> **WHAT IS EXPECTED**: Write out the entries verbatim and leave the images out of the copy.

> **SUPPLIED MATERIAL**:
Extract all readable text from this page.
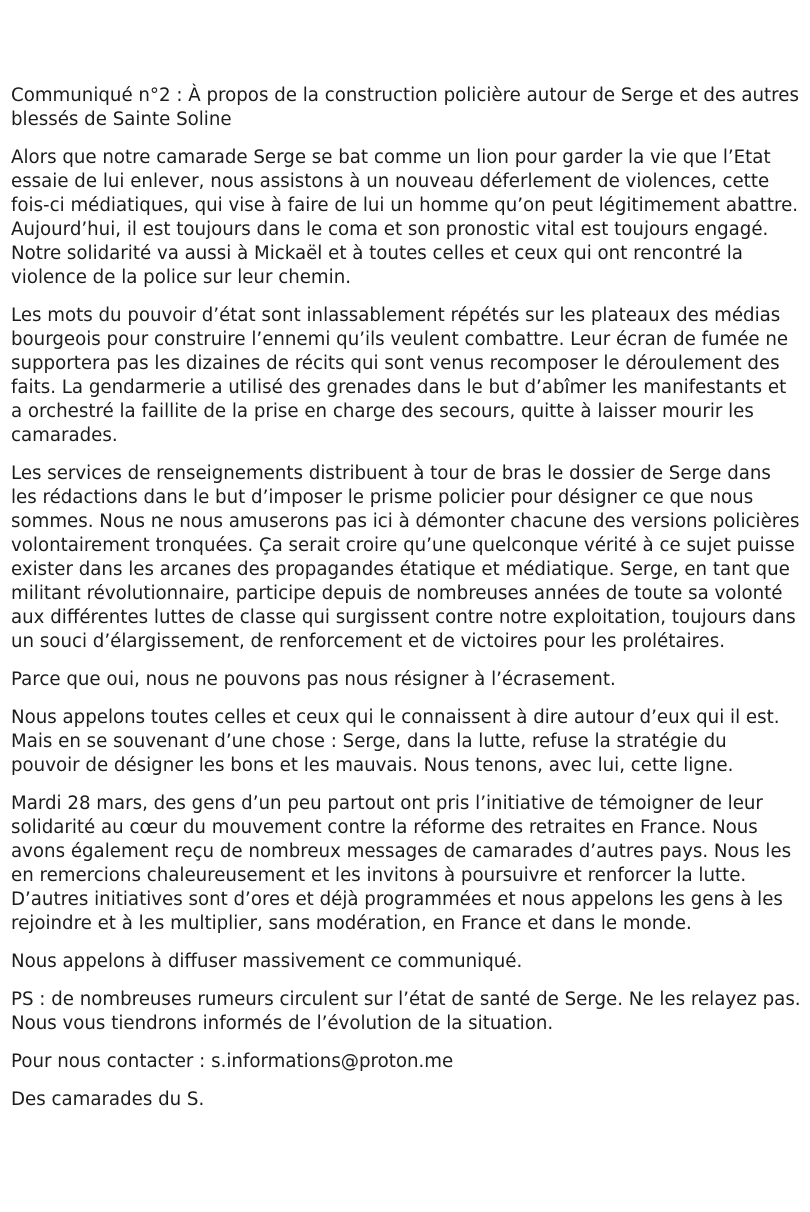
Communiqué n°2 : À propos de la construction policière autour de Serge et des autres blessés de Sainte Soline

Alors que notre camarade Serge se bat comme un lion pour garder la vie que l’Etat essaie de lui enlever, nous assistons à un nouveau déferlement de violences, cette fois-ci médiatiques, qui vise à faire de lui un homme qu’on peut légitimement abattre. Aujourd’hui, il est toujours dans le coma et son pronostic vital est toujours engagé. Notre solidarité va aussi à Mickaël et à toutes celles et ceux qui ont rencontré la violence de la police sur leur chemin.

Les mots du pouvoir d’état sont inlassablement répétés sur les plateaux des médias bourgeois pour construire l’ennemi qu’ils veulent combattre. Leur écran de fumée ne supportera pas les dizaines de récits qui sont venus recomposer le déroulement des faits. La gendarmerie a utilisé des grenades dans le but d’abîmer les manifestants et a orchestré la faillite de la prise en charge des secours, quitte à laisser mourir les camarades.

Les services de renseignements distribuent à tour de bras le dossier de Serge dans les rédactions dans le but d’imposer le prisme policier pour désigner ce que nous sommes. Nous ne nous amuserons pas ici à démonter chacune des versions policières volontairement tronquées. Ça serait croire qu’une quelconque vérité à ce sujet puisse exister dans les arcanes des propagandes étatique et médiatique. Serge, en tant que militant révolutionnaire, participe depuis de nombreuses années de toute sa volonté aux différentes luttes de classe qui surgissent contre notre exploitation, toujours dans un souci d’élargissement, de renforcement et de victoires pour les prolétaires.

Parce que oui, nous ne pouvons pas nous résigner à l’écrasement.

Nous appelons toutes celles et ceux qui le connaissent à dire autour d’eux qui il est. Mais en se souvenant d’une chose : Serge, dans la lutte, refuse la stratégie du pouvoir de désigner les bons et les mauvais. Nous tenons, avec lui, cette ligne.

Mardi 28 mars, des gens d’un peu partout ont pris l’initiative de témoigner de leur solidarité au cœur du mouvement contre la réforme des retraites en France. Nous avons également reçu de nombreux messages de camarades d’autres pays. Nous les en remercions chaleureusement et les invitons à poursuivre et renforcer la lutte. D’autres initiatives sont d’ores et déjà programmées et nous appelons les gens à les rejoindre et à les multiplier, sans modération, en France et dans le monde.

Nous appelons à diffuser massivement ce communiqué.

PS : de nombreuses rumeurs circulent sur l’état de santé de Serge. Ne les relayez pas. Nous vous tiendrons informés de l’évolution de la situation.

Pour nous contacter : s.informations@proton.me

Des camarades du S.
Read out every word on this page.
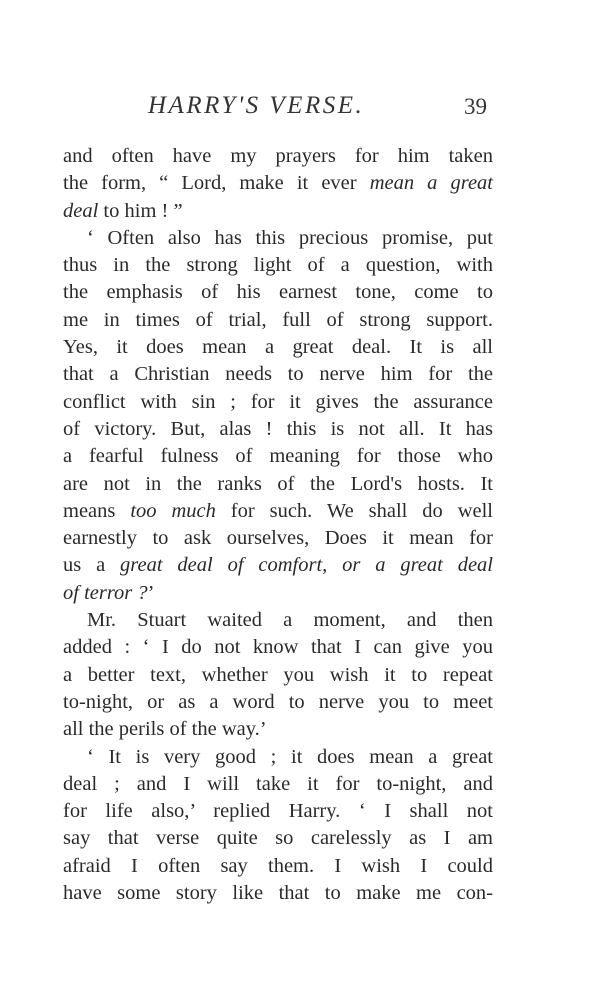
HARRY'S VERSE.	39
and often have my prayers for him taken
the form, “ Lord, make it ever mean a great
deal to him ! ”
‘ Often also has this precious promise, put
thus in the strong light of a question, with
the emphasis of his earnest tone, come to
me in times of trial, full of strong support.
Yes, it does mean a great deal. It is all
that a Christian needs to nerve him for the
conflict with sin ; for it gives the assurance
of victory. But, alas ! this is not all. It has
a fearful fulness of meaning for those who
are not in the ranks of the Lord's hosts. It
means too much for such. We shall do well
earnestly to ask ourselves, Does it mean for
us a great deal of comfort, or a great deal
of terror ?’
Mr. Stuart waited a moment, and then
added : ‘ I do not know that I can give you
a better text, whether you wish it to repeat
to-night, or as a word to nerve you to meet
all the perils of the way.’
‘ It is very good ; it does mean a great
deal ; and I will take it for to-night, and
for life also,’ replied Harry. ‘ I shall not
say that verse quite so carelessly as I am
afraid I often say them. I wish I could
have some story like that to make me con-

> **RESULT OF THE TASK**:
Extract all readable text from this page.
Communiqué n°2 : À propos de la construction policière autour de Serge et des autres blessés de Sainte Soline

Alors que notre camarade Serge se bat comme un lion pour garder la vie que l’Etat essaie de lui enlever, nous assistons à un nouveau déferlement de violences, cette fois-ci médiatiques, qui vise à faire de lui un homme qu’on peut légitimement abattre. Aujourd’hui, il est toujours dans le coma et son pronostic vital est toujours engagé. Notre solidarité va aussi à Mickaël et à toutes celles et ceux qui ont rencontré la violence de la police sur leur chemin.

Les mots du pouvoir d’état sont inlassablement répétés sur les plateaux des médias bourgeois pour construire l’ennemi qu’ils veulent combattre. Leur écran de fumée ne supportera pas les dizaines de récits qui sont venus recomposer le déroulement des faits. La gendarmerie a utilisé des grenades dans le but d’abîmer les manifestants et a orchestré la faillite de la prise en charge des secours, quitte à laisser mourir les camarades.

Les services de renseignements distribuent à tour de bras le dossier de Serge dans les rédactions dans le but d’imposer le prisme policier pour désigner ce que nous sommes. Nous ne nous amuserons pas ici à démonter chacune des versions policières volontairement tronquées. Ça serait croire qu’une quelconque vérité à ce sujet puisse exister dans les arcanes des propagandes étatique et médiatique. Serge, en tant que militant révolutionnaire, participe depuis de nombreuses années de toute sa volonté aux différentes luttes de classe qui surgissent contre notre exploitation, toujours dans un souci d’élargissement, de renforcement et de victoires pour les prolétaires.

Parce que oui, nous ne pouvons pas nous résigner à l’écrasement.

Nous appelons toutes celles et ceux qui le connaissent à dire autour d’eux qui il est. Mais en se souvenant d’une chose : Serge, dans la lutte, refuse la stratégie du pouvoir de désigner les bons et les mauvais. Nous tenons, avec lui, cette ligne.

Mardi 28 mars, des gens d’un peu partout ont pris l’initiative de témoigner de leur solidarité au cœur du mouvement contre la réforme des retraites en France. Nous avons également reçu de nombreux messages de camarades d’autres pays. Nous les en remercions chaleureusement et les invitons à poursuivre et renforcer la lutte. D’autres initiatives sont d’ores et déjà programmées et nous appelons les gens à les rejoindre et à les multiplier, sans modération, en France et dans le monde.

Nous appelons à diffuser massivement ce communiqué.

PS : de nombreuses rumeurs circulent sur l’état de santé de Serge. Ne les relayez pas. Nous vous tiendrons informés de l’évolution de la situation.

Pour nous contacter : s.informations@proton.me

Des camarades du S.
Read out every word on this page.
HARRY'S VERSE.	39
and often have my prayers for him taken
the form, “ Lord, make it ever mean a great
deal to him ! ”
‘ Often also has this precious promise, put
thus in the strong light of a question, with
the emphasis of his earnest tone, come to
me in times of trial, full of strong support.
Yes, it does mean a great deal. It is all
that a Christian needs to nerve him for the
conflict with sin ; for it gives the assurance
of victory. But, alas ! this is not all. It has
a fearful fulness of meaning for those who
are not in the ranks of the Lord's hosts. It
means too much for such. We shall do well
earnestly to ask ourselves, Does it mean for
us a great deal of comfort, or a great deal
of terror ?’
Mr. Stuart waited a moment, and then
added : ‘ I do not know that I can give you
a better text, whether you wish it to repeat
to-night, or as a word to nerve you to meet
all the perils of the way.’
‘ It is very good ; it does mean a great
deal ; and I will take it for to-night, and
for life also,’ replied Harry. ‘ I shall not
say that verse quite so carelessly as I am
afraid I often say them. I wish I could
have some story like that to make me con-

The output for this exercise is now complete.